Tally the lines containing the word "深圳大疆创新科技有限公司" and give the total alone.

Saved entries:
::::::::::

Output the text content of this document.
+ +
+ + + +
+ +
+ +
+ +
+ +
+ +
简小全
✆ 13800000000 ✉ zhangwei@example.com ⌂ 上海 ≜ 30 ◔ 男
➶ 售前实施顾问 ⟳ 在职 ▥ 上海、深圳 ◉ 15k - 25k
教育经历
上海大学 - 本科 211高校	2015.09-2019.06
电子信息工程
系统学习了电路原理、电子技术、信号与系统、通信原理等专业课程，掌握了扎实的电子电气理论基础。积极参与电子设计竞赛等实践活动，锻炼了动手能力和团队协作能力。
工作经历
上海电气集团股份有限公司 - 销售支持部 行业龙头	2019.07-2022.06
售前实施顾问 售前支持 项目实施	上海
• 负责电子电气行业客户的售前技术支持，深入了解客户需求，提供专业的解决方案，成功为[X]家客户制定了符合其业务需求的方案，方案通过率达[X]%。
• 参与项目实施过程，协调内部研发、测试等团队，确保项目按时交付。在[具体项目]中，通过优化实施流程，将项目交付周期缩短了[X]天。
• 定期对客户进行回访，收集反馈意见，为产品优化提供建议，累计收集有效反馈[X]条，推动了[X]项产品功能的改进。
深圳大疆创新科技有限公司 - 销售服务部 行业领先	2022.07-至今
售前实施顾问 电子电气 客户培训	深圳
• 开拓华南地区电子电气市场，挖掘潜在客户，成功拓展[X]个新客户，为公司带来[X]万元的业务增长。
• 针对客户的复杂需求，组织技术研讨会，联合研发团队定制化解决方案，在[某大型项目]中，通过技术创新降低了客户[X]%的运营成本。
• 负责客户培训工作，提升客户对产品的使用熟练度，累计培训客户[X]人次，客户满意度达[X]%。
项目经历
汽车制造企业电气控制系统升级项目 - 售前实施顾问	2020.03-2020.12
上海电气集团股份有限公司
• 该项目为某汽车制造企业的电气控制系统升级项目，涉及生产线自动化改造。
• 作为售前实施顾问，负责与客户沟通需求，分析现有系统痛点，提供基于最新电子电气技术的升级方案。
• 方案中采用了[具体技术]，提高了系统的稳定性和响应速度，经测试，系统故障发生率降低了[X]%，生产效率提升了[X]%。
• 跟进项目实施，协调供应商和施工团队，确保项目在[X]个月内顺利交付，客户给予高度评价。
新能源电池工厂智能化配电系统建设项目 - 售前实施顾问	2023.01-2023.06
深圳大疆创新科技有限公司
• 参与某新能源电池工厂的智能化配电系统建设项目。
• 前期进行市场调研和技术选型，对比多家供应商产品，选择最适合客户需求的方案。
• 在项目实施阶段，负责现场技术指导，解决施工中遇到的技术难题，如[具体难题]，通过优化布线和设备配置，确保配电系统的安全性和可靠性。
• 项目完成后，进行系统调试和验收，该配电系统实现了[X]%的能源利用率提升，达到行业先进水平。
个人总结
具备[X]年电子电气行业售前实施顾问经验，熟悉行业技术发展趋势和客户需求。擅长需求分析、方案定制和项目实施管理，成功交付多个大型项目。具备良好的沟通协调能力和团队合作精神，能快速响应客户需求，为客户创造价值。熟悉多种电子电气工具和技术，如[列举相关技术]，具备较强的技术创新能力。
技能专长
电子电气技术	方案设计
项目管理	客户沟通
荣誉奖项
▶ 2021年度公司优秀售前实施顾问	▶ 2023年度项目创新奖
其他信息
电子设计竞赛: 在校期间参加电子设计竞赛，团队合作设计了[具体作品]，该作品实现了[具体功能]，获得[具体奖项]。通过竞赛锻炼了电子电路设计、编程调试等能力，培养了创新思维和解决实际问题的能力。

::::::::::

--- Response to the exercise ---
2